═════ Rows

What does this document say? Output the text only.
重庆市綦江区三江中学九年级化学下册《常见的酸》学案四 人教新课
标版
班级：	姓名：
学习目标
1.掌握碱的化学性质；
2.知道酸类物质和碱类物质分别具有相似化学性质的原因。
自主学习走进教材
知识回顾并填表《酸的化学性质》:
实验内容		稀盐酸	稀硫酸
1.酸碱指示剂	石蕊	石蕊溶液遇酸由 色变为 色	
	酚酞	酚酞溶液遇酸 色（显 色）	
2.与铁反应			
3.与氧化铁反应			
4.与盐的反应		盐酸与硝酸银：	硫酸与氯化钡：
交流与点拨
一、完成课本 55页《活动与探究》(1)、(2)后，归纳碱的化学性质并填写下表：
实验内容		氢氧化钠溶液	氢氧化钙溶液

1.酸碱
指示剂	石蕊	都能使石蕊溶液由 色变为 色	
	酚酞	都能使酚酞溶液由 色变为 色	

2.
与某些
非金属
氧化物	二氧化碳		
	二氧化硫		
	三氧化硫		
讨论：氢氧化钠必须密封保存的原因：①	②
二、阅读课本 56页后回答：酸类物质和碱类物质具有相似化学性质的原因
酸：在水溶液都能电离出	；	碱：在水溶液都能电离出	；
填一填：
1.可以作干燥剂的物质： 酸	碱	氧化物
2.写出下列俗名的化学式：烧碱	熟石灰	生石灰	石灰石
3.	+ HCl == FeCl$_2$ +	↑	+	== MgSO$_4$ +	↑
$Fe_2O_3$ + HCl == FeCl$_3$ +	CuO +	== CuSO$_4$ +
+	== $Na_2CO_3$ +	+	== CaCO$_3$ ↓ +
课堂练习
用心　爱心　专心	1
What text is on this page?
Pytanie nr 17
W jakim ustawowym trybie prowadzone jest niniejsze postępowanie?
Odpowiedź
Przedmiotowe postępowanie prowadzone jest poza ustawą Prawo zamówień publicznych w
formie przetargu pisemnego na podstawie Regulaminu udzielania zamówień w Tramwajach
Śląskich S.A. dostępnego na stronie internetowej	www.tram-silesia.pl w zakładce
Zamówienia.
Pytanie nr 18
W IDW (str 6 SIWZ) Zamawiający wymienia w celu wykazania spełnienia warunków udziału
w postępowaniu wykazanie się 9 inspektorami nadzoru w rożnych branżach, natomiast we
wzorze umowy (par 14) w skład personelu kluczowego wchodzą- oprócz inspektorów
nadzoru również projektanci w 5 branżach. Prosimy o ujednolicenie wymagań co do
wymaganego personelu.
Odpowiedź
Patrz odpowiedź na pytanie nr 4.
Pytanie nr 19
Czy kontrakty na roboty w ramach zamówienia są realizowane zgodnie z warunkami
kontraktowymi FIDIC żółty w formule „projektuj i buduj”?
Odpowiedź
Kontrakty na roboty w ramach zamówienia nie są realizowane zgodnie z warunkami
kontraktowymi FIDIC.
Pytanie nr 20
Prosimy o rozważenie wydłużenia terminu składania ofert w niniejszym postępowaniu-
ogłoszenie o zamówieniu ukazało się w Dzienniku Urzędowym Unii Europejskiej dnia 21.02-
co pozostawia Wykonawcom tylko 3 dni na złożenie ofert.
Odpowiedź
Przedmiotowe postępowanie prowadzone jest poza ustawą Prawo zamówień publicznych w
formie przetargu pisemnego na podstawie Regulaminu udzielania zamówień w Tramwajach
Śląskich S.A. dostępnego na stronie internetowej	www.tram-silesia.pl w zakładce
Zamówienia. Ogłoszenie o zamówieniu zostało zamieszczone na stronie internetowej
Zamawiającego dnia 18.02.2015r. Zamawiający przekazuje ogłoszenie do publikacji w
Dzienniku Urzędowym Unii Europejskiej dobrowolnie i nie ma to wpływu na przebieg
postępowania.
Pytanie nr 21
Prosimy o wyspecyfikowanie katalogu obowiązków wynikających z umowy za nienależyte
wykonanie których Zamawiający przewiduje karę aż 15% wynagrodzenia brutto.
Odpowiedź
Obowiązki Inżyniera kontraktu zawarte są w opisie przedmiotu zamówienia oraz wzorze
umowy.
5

══════════

What the task requires
Gather every line from the listing above in which "branżach" appears, and copy those lines.

The completed task
w postępowaniu wykazanie się 9 inspektorami nadzoru w rożnych branżach, natomiast we
nadzoru również projektanci w 5 branżach. Prosimy o ujednolicenie wymagań co do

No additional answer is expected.